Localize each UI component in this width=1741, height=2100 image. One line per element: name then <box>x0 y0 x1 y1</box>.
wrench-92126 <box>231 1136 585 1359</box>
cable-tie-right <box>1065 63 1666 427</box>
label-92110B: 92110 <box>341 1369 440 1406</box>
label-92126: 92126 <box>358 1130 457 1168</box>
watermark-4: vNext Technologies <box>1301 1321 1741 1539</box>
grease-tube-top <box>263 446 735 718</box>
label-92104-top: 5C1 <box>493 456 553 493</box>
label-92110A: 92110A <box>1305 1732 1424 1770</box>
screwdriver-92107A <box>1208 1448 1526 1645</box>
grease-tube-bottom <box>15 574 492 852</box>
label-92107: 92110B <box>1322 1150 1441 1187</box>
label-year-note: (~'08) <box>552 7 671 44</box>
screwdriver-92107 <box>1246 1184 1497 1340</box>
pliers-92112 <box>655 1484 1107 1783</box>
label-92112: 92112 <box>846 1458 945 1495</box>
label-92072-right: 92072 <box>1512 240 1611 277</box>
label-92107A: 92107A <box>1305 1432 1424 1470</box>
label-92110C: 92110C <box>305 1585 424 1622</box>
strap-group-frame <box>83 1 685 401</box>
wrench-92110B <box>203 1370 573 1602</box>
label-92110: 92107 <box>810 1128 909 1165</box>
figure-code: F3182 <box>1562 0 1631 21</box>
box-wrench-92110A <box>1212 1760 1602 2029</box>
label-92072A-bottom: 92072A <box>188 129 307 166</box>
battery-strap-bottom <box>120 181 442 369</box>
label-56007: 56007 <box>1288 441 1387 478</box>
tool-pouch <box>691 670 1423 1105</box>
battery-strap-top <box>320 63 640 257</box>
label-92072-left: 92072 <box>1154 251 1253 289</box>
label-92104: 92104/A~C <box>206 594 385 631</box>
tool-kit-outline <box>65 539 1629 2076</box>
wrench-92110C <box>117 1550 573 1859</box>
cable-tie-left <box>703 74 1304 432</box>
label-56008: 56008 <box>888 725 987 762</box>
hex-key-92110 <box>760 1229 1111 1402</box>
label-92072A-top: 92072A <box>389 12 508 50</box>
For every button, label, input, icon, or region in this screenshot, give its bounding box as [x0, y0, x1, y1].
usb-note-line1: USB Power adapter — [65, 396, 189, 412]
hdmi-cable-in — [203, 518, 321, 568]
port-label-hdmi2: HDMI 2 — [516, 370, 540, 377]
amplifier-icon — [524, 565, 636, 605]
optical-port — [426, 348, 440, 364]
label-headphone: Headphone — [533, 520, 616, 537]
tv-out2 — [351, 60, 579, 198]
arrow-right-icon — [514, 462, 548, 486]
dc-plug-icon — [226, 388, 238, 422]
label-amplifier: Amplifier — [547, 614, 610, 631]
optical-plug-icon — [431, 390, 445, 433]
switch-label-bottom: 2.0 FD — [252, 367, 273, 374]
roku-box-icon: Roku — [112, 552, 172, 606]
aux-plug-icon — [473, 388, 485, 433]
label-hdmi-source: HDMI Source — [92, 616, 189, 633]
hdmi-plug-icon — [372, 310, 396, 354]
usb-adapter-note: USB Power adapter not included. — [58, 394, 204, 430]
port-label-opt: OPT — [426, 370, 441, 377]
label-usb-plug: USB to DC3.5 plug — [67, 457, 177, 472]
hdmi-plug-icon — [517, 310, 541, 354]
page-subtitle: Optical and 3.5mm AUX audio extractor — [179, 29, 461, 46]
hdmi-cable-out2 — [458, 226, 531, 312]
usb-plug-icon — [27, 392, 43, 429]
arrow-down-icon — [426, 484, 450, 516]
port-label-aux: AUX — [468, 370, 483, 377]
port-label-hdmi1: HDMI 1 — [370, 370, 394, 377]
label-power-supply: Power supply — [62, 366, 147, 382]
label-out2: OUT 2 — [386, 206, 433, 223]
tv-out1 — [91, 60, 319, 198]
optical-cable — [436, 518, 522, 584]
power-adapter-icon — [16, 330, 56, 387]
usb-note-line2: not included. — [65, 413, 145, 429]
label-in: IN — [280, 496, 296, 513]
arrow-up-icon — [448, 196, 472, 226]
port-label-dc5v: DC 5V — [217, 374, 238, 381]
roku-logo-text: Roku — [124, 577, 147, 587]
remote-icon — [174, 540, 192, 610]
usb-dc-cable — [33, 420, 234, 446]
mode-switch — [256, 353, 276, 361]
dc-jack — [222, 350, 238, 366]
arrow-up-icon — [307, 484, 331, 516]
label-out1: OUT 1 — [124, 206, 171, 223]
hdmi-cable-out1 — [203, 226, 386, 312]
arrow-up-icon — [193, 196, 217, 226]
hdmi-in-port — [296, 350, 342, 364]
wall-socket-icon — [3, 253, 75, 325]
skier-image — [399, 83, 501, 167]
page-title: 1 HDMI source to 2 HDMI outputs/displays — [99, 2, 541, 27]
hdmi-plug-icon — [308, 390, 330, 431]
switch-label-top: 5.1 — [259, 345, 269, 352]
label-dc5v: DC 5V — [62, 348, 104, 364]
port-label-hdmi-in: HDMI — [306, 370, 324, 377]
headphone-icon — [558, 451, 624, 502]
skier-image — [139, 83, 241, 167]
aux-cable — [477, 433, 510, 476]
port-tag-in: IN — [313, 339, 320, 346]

----

* **Given task**:
Copy out the entries above word for word, from the first line through the line that contains "screwdriver-92107A <box>1208 1448", including that line.

* **Task answer**:
Localize each UI component in this width=1741, height=2100 image. One line per element: name then <box>x0 y0 x1 y1</box>.
wrench-92126 <box>231 1136 585 1359</box>
cable-tie-right <box>1065 63 1666 427</box>
label-92110B: 92110 <box>341 1369 440 1406</box>
label-92126: 92126 <box>358 1130 457 1168</box>
watermark-4: vNext Technologies <box>1301 1321 1741 1539</box>
grease-tube-top <box>263 446 735 718</box>
label-92104-top: 5C1 <box>493 456 553 493</box>
label-92110A: 92110A <box>1305 1732 1424 1770</box>
screwdriver-92107A <box>1208 1448 1526 1645</box>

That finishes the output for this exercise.